(Collected data)
________________________________________

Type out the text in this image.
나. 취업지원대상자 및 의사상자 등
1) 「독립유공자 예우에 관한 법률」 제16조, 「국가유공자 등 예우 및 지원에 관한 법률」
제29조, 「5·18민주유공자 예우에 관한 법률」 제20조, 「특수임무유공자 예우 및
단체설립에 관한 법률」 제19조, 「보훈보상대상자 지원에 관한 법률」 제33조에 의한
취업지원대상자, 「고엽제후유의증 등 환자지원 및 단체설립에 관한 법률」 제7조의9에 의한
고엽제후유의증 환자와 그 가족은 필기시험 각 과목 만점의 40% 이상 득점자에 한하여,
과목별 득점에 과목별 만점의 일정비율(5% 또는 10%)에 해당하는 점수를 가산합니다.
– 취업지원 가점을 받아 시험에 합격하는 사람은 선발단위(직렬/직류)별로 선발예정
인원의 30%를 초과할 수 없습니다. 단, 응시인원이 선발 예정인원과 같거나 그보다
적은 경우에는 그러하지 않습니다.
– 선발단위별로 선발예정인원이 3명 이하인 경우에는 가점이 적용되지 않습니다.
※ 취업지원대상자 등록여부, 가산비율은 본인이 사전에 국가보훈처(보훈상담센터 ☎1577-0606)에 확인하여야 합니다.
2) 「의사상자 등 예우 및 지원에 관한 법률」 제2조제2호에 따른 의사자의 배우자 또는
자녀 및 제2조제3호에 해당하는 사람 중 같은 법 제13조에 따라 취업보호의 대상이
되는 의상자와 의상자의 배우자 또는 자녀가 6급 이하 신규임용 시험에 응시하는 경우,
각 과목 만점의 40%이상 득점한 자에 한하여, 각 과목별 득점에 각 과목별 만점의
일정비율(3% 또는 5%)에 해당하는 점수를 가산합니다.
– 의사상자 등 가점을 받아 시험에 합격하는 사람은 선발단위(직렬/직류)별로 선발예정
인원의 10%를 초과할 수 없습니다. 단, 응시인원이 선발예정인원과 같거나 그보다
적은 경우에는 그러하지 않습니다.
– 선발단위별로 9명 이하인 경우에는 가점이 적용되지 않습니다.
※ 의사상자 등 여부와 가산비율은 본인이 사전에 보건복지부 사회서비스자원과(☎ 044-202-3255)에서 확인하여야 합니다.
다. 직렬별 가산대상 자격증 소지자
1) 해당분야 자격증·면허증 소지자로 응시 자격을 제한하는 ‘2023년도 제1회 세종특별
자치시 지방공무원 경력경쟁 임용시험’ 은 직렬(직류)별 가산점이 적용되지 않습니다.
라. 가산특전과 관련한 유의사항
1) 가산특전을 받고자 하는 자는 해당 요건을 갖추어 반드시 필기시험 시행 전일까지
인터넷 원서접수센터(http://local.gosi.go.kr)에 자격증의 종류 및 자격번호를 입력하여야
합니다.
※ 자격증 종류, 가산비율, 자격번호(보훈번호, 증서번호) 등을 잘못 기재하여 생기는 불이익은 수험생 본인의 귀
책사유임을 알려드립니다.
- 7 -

________________________________________

Please reproduce the entire listing, exactly as shown.

Type out the text in this image.
나. 취업지원대상자 및 의사상자 등
1) 「독립유공자 예우에 관한 법률」 제16조, 「국가유공자 등 예우 및 지원에 관한 법률」
제29조, 「5·18민주유공자 예우에 관한 법률」 제20조, 「특수임무유공자 예우 및
단체설립에 관한 법률」 제19조, 「보훈보상대상자 지원에 관한 법률」 제33조에 의한
취업지원대상자, 「고엽제후유의증 등 환자지원 및 단체설립에 관한 법률」 제7조의9에 의한
고엽제후유의증 환자와 그 가족은 필기시험 각 과목 만점의 40% 이상 득점자에 한하여,
과목별 득점에 과목별 만점의 일정비율(5% 또는 10%)에 해당하는 점수를 가산합니다.
– 취업지원 가점을 받아 시험에 합격하는 사람은 선발단위(직렬/직류)별로 선발예정
인원의 30%를 초과할 수 없습니다. 단, 응시인원이 선발 예정인원과 같거나 그보다
적은 경우에는 그러하지 않습니다.
– 선발단위별로 선발예정인원이 3명 이하인 경우에는 가점이 적용되지 않습니다.
※ 취업지원대상자 등록여부, 가산비율은 본인이 사전에 국가보훈처(보훈상담센터 ☎1577-0606)에 확인하여야 합니다.
2) 「의사상자 등 예우 및 지원에 관한 법률」 제2조제2호에 따른 의사자의 배우자 또는
자녀 및 제2조제3호에 해당하는 사람 중 같은 법 제13조에 따라 취업보호의 대상이
되는 의상자와 의상자의 배우자 또는 자녀가 6급 이하 신규임용 시험에 응시하는 경우,
각 과목 만점의 40%이상 득점한 자에 한하여, 각 과목별 득점에 각 과목별 만점의
일정비율(3% 또는 5%)에 해당하는 점수를 가산합니다.
– 의사상자 등 가점을 받아 시험에 합격하는 사람은 선발단위(직렬/직류)별로 선발예정
인원의 10%를 초과할 수 없습니다. 단, 응시인원이 선발예정인원과 같거나 그보다
적은 경우에는 그러하지 않습니다.
– 선발단위별로 9명 이하인 경우에는 가점이 적용되지 않습니다.
※ 의사상자 등 여부와 가산비율은 본인이 사전에 보건복지부 사회서비스자원과(☎ 044-202-3255)에서 확인하여야 합니다.
다. 직렬별 가산대상 자격증 소지자
1) 해당분야 자격증·면허증 소지자로 응시 자격을 제한하는 ‘2023년도 제1회 세종특별
자치시 지방공무원 경력경쟁 임용시험’ 은 직렬(직류)별 가산점이 적용되지 않습니다.
라. 가산특전과 관련한 유의사항
1) 가산특전을 받고자 하는 자는 해당 요건을 갖추어 반드시 필기시험 시행 전일까지
인터넷 원서접수센터(http://local.gosi.go.kr)에 자격증의 종류 및 자격번호를 입력하여야
합니다.
※ 자격증 종류, 가산비율, 자격번호(보훈번호, 증서번호) 등을 잘못 기재하여 생기는 불이익은 수험생 본인의 귀
책사유임을 알려드립니다.
- 7 -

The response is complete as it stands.